PROBLEM TO SOLVE ▸
All records below must be retyped exactly.

*** PROVIDED DATA

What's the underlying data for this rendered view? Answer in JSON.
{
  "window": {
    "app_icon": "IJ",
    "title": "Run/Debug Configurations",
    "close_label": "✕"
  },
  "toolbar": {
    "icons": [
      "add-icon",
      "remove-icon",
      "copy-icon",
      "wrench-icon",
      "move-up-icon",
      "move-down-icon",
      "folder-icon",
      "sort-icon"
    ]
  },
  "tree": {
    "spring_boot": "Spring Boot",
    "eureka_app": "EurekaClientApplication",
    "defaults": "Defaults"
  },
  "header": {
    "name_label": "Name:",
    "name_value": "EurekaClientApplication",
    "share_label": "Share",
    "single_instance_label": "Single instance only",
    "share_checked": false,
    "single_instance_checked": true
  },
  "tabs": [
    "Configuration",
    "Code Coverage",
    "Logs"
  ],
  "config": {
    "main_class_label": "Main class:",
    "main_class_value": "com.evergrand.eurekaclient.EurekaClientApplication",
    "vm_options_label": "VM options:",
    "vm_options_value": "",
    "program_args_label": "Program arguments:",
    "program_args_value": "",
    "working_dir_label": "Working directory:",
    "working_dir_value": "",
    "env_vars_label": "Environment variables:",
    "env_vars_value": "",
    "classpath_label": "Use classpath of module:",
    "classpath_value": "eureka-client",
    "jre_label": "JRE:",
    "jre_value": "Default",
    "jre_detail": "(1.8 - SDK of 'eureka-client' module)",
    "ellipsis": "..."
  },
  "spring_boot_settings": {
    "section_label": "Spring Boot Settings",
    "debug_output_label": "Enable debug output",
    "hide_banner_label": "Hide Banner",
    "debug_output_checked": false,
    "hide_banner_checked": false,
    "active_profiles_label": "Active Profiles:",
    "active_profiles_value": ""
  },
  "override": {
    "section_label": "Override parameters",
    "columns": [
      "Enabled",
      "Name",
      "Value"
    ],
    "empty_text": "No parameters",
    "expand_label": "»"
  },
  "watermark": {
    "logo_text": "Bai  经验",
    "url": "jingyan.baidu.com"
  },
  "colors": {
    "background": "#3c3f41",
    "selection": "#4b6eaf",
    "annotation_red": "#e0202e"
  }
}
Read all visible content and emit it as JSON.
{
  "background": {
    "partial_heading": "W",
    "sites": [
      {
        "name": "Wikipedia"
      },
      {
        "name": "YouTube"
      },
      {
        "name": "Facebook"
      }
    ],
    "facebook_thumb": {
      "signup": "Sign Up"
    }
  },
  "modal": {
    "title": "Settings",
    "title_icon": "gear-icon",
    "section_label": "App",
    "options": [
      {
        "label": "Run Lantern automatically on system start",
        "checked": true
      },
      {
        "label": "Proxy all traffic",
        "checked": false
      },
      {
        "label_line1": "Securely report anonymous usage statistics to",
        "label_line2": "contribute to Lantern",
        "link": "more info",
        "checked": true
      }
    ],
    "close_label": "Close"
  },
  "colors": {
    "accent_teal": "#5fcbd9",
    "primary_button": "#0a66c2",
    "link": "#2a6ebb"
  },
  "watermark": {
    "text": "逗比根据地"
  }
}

******

RIGHT ANSWER ▸
What's the underlying data for this rendered view? Answer in JSON.
{
  "window": {
    "app_icon": "IJ",
    "title": "Run/Debug Configurations",
    "close_label": "✕"
  },
  "toolbar": {
    "icons": [
      "add-icon",
      "remove-icon",
      "copy-icon",
      "wrench-icon",
      "move-up-icon",
      "move-down-icon",
      "folder-icon",
      "sort-icon"
    ]
  },
  "tree": {
    "spring_boot": "Spring Boot",
    "eureka_app": "EurekaClientApplication",
    "defaults": "Defaults"
  },
  "header": {
    "name_label": "Name:",
    "name_value": "EurekaClientApplication",
    "share_label": "Share",
    "single_instance_label": "Single instance only",
    "share_checked": false,
    "single_instance_checked": true
  },
  "tabs": [
    "Configuration",
    "Code Coverage",
    "Logs"
  ],
  "config": {
    "main_class_label": "Main class:",
    "main_class_value": "com.evergrand.eurekaclient.EurekaClientApplication",
    "vm_options_label": "VM options:",
    "vm_options_value": "",
    "program_args_label": "Program arguments:",
    "program_args_value": "",
    "working_dir_label": "Working directory:",
    "working_dir_value": "",
    "env_vars_label": "Environment variables:",
    "env_vars_value": "",
    "classpath_label": "Use classpath of module:",
    "classpath_value": "eureka-client",
    "jre_label": "JRE:",
    "jre_value": "Default",
    "jre_detail": "(1.8 - SDK of 'eureka-client' module)",
    "ellipsis": "..."
  },
  "spring_boot_settings": {
    "section_label": "Spring Boot Settings",
    "debug_output_label": "Enable debug output",
    "hide_banner_label": "Hide Banner",
    "debug_output_checked": false,
    "hide_banner_checked": false,
    "active_profiles_label": "Active Profiles:",
    "active_profiles_value": ""
  },
  "override": {
    "section_label": "Override parameters",
    "columns": [
      "Enabled",
      "Name",
      "Value"
    ],
    "empty_text": "No parameters",
    "expand_label": "»"
  },
  "watermark": {
    "logo_text": "Bai  经验",
    "url": "jingyan.baidu.com"
  },
  "colors": {
    "background": "#3c3f41",
    "selection": "#4b6eaf",
    "annotation_red": "#e0202e"
  }
}
Read all visible content and emit it as JSON.
{
  "background": {
    "partial_heading": "W",
    "sites": [
      {
        "name": "Wikipedia"
      },
      {
        "name": "YouTube"
      },
      {
        "name": "Facebook"
      }
    ],
    "facebook_thumb": {
      "signup": "Sign Up"
    }
  },
  "modal": {
    "title": "Settings",
    "title_icon": "gear-icon",
    "section_label": "App",
    "options": [
      {
        "label": "Run Lantern automatically on system start",
        "checked": true
      },
      {
        "label": "Proxy all traffic",
        "checked": false
      },
      {
        "label_line1": "Securely report anonymous usage statistics to",
        "label_line2": "contribute to Lantern",
        "link": "more info",
        "checked": true
      }
    ],
    "close_label": "Close"
  },
  "colors": {
    "accent_teal": "#5fcbd9",
    "primary_button": "#0a66c2",
    "link": "#2a6ebb"
  },
  "watermark": {
    "text": "逗比根据地"
  }
}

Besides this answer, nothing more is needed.